§ Description of the task:
Copy out all the entries exactly.

(Stored data)
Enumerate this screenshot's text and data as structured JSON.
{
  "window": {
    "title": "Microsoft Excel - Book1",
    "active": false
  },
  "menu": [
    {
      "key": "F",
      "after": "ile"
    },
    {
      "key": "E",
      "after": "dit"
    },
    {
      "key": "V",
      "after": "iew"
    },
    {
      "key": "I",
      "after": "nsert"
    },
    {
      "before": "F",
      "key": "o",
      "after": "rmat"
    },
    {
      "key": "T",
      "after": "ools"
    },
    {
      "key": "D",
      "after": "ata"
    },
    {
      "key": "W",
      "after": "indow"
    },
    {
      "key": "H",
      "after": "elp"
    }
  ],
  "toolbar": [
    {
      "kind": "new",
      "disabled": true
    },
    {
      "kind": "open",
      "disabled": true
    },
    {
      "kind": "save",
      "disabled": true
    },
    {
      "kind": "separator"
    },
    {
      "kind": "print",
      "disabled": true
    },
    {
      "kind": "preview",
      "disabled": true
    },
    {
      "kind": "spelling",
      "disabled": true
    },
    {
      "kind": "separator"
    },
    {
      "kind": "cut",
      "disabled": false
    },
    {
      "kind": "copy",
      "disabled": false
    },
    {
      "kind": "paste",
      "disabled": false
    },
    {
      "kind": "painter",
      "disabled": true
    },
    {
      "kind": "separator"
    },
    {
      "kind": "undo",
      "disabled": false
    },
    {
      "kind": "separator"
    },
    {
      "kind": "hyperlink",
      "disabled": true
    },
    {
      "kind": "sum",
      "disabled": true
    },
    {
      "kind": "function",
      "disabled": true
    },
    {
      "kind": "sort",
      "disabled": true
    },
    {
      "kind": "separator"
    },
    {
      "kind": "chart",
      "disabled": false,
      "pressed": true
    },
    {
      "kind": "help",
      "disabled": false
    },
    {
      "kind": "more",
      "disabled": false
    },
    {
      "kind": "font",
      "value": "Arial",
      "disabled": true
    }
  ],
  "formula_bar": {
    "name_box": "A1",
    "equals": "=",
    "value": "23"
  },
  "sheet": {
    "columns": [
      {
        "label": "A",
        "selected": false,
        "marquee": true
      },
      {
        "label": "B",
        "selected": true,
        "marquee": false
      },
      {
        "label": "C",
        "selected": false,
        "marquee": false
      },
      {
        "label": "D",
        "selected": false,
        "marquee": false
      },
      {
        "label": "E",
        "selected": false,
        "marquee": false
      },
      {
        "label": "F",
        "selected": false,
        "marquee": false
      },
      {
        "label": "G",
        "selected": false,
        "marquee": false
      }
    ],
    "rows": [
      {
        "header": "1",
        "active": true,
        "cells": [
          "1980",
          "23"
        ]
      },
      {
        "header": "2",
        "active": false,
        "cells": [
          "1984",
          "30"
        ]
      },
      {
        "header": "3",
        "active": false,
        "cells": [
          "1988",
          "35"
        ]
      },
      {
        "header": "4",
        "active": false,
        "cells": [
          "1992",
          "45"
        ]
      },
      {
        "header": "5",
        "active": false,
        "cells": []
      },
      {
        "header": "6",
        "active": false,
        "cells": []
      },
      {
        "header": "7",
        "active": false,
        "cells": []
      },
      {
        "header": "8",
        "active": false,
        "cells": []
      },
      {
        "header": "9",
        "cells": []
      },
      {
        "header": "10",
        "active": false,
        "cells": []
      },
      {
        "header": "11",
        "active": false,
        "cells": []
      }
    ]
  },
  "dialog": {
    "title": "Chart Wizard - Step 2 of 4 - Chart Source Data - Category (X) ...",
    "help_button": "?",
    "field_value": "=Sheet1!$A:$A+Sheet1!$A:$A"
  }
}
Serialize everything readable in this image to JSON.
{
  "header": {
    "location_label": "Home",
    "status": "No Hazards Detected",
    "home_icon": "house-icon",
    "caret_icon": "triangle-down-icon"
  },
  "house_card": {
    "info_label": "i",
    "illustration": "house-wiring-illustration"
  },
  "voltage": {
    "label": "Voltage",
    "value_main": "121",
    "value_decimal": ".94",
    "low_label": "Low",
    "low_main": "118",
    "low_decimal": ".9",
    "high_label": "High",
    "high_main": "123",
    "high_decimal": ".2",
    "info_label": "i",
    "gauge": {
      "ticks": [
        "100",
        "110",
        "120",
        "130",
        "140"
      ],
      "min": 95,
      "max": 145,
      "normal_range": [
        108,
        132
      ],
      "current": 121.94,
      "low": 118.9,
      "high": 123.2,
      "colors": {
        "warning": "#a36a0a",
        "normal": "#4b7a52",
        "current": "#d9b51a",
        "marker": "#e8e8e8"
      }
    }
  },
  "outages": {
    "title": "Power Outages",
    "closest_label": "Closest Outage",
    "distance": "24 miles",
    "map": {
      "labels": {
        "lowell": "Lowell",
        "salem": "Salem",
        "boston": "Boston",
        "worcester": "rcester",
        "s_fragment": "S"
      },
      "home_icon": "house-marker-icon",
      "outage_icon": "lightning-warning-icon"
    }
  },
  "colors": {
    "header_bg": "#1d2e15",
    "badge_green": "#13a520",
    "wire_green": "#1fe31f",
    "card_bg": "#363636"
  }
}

§ Result of this exercise:
Enumerate this screenshot's text and data as structured JSON.
{
  "window": {
    "title": "Microsoft Excel - Book1",
    "active": false
  },
  "menu": [
    {
      "key": "F",
      "after": "ile"
    },
    {
      "key": "E",
      "after": "dit"
    },
    {
      "key": "V",
      "after": "iew"
    },
    {
      "key": "I",
      "after": "nsert"
    },
    {
      "before": "F",
      "key": "o",
      "after": "rmat"
    },
    {
      "key": "T",
      "after": "ools"
    },
    {
      "key": "D",
      "after": "ata"
    },
    {
      "key": "W",
      "after": "indow"
    },
    {
      "key": "H",
      "after": "elp"
    }
  ],
  "toolbar": [
    {
      "kind": "new",
      "disabled": true
    },
    {
      "kind": "open",
      "disabled": true
    },
    {
      "kind": "save",
      "disabled": true
    },
    {
      "kind": "separator"
    },
    {
      "kind": "print",
      "disabled": true
    },
    {
      "kind": "preview",
      "disabled": true
    },
    {
      "kind": "spelling",
      "disabled": true
    },
    {
      "kind": "separator"
    },
    {
      "kind": "cut",
      "disabled": false
    },
    {
      "kind": "copy",
      "disabled": false
    },
    {
      "kind": "paste",
      "disabled": false
    },
    {
      "kind": "painter",
      "disabled": true
    },
    {
      "kind": "separator"
    },
    {
      "kind": "undo",
      "disabled": false
    },
    {
      "kind": "separator"
    },
    {
      "kind": "hyperlink",
      "disabled": true
    },
    {
      "kind": "sum",
      "disabled": true
    },
    {
      "kind": "function",
      "disabled": true
    },
    {
      "kind": "sort",
      "disabled": true
    },
    {
      "kind": "separator"
    },
    {
      "kind": "chart",
      "disabled": false,
      "pressed": true
    },
    {
      "kind": "help",
      "disabled": false
    },
    {
      "kind": "more",
      "disabled": false
    },
    {
      "kind": "font",
      "value": "Arial",
      "disabled": true
    }
  ],
  "formula_bar": {
    "name_box": "A1",
    "equals": "=",
    "value": "23"
  },
  "sheet": {
    "columns": [
      {
        "label": "A",
        "selected": false,
        "marquee": true
      },
      {
        "label": "B",
        "selected": true,
        "marquee": false
      },
      {
        "label": "C",
        "selected": false,
        "marquee": false
      },
      {
        "label": "D",
        "selected": false,
        "marquee": false
      },
      {
        "label": "E",
        "selected": false,
        "marquee": false
      },
      {
        "label": "F",
        "selected": false,
        "marquee": false
      },
      {
        "label": "G",
        "selected": false,
        "marquee": false
      }
    ],
    "rows": [
      {
        "header": "1",
        "active": true,
        "cells": [
          "1980",
          "23"
        ]
      },
      {
        "header": "2",
        "active": false,
        "cells": [
          "1984",
          "30"
        ]
      },
      {
        "header": "3",
        "active": false,
        "cells": [
          "1988",
          "35"
        ]
      },
      {
        "header": "4",
        "active": false,
        "cells": [
          "1992",
          "45"
        ]
      },
      {
        "header": "5",
        "active": false,
        "cells": []
      },
      {
        "header": "6",
        "active": false,
        "cells": []
      },
      {
        "header": "7",
        "active": false,
        "cells": []
      },
      {
        "header": "8",
        "active": false,
        "cells": []
      },
      {
        "header": "9",
        "cells": []
      },
      {
        "header": "10",
        "active": false,
        "cells": []
      },
      {
        "header": "11",
        "active": false,
        "cells": []
      }
    ]
  },
  "dialog": {
    "title": "Chart Wizard - Step 2 of 4 - Chart Source Data - Category (X) ...",
    "help_button": "?",
    "field_value": "=Sheet1!$A:$A+Sheet1!$A:$A"
  }
}
Serialize everything readable in this image to JSON.
{
  "header": {
    "location_label": "Home",
    "status": "No Hazards Detected",
    "home_icon": "house-icon",
    "caret_icon": "triangle-down-icon"
  },
  "house_card": {
    "info_label": "i",
    "illustration": "house-wiring-illustration"
  },
  "voltage": {
    "label": "Voltage",
    "value_main": "121",
    "value_decimal": ".94",
    "low_label": "Low",
    "low_main": "118",
    "low_decimal": ".9",
    "high_label": "High",
    "high_main": "123",
    "high_decimal": ".2",
    "info_label": "i",
    "gauge": {
      "ticks": [
        "100",
        "110",
        "120",
        "130",
        "140"
      ],
      "min": 95,
      "max": 145,
      "normal_range": [
        108,
        132
      ],
      "current": 121.94,
      "low": 118.9,
      "high": 123.2,
      "colors": {
        "warning": "#a36a0a",
        "normal": "#4b7a52",
        "current": "#d9b51a",
        "marker": "#e8e8e8"
      }
    }
  },
  "outages": {
    "title": "Power Outages",
    "closest_label": "Closest Outage",
    "distance": "24 miles",
    "map": {
      "labels": {
        "lowell": "Lowell",
        "salem": "Salem",
        "boston": "Boston",
        "worcester": "rcester",
        "s_fragment": "S"
      },
      "home_icon": "house-marker-icon",
      "outage_icon": "lightning-warning-icon"
    }
  },
  "colors": {
    "header_bg": "#1d2e15",
    "badge_green": "#13a520",
    "wire_green": "#1fe31f",
    "card_bg": "#363636"
  }
}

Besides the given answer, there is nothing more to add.